PROBLEM DETAILS:
Every line below that includes "important" counts toward the total. Report that total alone.

INFORMATION SUPPLIED:
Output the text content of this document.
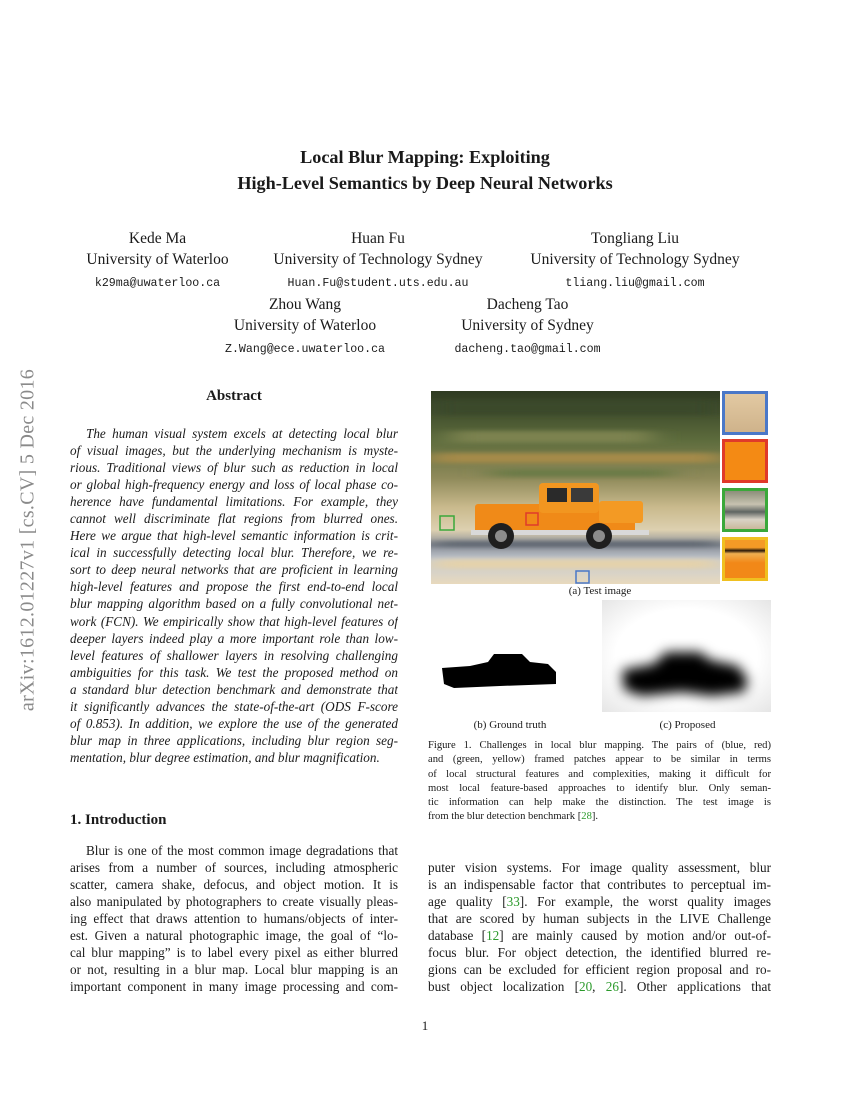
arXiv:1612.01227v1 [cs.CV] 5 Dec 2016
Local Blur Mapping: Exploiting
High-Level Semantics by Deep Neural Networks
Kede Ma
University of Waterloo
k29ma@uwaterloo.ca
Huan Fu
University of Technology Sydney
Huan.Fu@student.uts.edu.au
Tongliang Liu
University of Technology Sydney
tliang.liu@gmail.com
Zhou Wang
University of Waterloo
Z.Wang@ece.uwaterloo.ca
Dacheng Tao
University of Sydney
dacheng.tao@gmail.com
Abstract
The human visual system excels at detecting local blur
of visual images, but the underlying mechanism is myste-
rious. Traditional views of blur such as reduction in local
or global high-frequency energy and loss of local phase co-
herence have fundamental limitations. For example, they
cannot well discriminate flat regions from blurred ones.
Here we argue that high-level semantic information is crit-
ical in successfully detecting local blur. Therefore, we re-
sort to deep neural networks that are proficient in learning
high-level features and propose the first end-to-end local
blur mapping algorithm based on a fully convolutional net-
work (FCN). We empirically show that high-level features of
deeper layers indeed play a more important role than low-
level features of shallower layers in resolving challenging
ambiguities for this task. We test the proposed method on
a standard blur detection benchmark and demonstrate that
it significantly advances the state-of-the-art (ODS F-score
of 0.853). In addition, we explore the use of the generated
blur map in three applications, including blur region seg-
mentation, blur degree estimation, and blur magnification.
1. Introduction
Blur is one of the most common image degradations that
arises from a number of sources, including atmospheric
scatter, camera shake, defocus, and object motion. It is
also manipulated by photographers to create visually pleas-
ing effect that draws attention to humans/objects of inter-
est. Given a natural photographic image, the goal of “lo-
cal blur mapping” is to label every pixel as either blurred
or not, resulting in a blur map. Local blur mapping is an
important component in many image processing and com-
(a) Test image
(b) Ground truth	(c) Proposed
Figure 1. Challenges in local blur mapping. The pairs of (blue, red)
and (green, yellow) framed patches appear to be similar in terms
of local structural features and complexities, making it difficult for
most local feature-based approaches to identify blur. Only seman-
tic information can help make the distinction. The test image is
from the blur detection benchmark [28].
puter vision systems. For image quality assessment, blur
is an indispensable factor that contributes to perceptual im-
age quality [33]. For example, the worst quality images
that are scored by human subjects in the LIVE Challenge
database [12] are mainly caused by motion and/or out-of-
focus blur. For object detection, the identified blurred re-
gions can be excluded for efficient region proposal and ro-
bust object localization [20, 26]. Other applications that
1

...

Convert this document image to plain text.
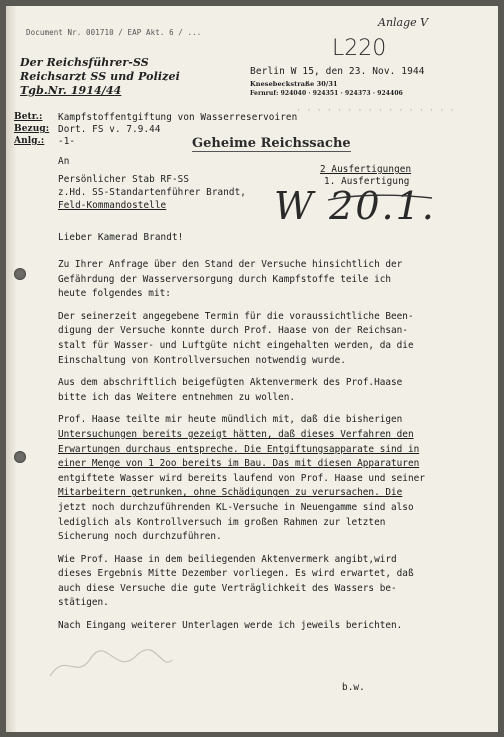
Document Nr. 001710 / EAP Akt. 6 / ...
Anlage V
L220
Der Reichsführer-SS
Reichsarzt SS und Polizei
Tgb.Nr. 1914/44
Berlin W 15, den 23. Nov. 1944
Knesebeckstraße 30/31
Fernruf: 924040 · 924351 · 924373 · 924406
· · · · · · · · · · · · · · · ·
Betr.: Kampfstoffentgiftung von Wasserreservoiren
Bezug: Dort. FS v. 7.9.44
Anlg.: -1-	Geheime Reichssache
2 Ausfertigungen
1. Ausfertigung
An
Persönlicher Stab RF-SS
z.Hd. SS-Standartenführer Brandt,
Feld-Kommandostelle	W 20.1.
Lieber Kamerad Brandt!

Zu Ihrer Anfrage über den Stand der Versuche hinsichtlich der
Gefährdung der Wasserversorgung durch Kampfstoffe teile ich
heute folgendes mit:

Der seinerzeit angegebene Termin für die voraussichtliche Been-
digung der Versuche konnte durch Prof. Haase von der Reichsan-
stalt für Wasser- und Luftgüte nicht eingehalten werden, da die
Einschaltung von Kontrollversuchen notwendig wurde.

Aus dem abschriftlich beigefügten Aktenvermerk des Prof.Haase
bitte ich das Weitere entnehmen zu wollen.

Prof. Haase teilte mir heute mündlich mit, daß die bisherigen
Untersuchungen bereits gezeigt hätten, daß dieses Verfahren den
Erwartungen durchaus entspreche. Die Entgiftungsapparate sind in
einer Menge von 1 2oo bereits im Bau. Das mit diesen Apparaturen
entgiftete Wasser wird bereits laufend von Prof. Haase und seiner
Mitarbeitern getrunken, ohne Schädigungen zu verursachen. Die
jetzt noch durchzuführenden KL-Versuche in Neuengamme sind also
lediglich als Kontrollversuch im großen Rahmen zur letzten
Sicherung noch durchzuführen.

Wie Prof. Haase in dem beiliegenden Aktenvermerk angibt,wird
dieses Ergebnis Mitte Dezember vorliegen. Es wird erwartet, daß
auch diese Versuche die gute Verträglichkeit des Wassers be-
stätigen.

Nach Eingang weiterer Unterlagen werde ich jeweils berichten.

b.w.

==

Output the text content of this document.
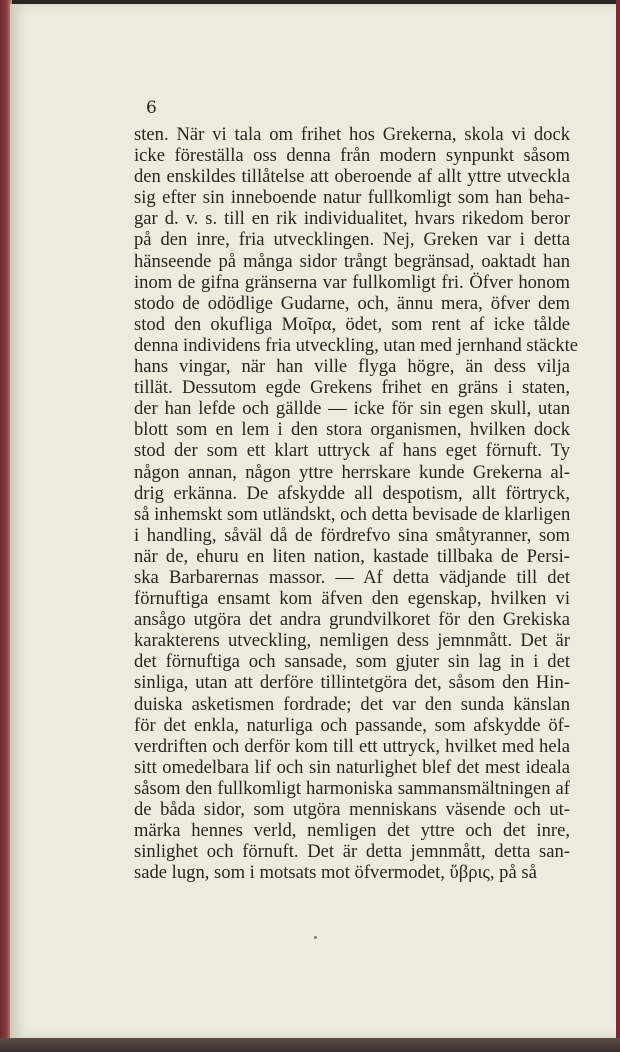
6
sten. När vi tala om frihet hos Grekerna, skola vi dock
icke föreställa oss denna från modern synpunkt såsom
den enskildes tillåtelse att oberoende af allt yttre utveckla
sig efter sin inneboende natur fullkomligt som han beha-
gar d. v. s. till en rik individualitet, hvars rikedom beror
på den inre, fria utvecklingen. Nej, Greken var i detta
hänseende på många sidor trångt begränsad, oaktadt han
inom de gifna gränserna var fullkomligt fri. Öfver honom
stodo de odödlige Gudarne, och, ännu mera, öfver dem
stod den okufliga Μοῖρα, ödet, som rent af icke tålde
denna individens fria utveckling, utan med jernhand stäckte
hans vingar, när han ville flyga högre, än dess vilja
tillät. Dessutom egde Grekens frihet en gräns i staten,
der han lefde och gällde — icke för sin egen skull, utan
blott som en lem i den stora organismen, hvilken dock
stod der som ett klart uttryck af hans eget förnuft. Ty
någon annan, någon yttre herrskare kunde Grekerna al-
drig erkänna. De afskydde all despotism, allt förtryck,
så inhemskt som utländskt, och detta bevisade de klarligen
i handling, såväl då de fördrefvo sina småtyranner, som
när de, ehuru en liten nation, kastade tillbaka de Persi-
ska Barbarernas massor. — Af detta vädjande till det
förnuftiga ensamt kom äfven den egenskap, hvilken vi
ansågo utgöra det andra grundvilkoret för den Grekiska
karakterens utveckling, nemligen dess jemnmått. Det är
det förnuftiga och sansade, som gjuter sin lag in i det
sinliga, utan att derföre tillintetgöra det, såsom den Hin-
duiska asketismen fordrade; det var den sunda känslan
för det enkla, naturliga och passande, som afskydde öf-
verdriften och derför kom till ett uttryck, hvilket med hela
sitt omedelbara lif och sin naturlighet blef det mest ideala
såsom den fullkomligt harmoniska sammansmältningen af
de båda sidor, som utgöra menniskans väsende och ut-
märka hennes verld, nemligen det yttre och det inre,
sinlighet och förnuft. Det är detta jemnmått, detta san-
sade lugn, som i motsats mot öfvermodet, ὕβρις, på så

SOLUTION BELOW:
2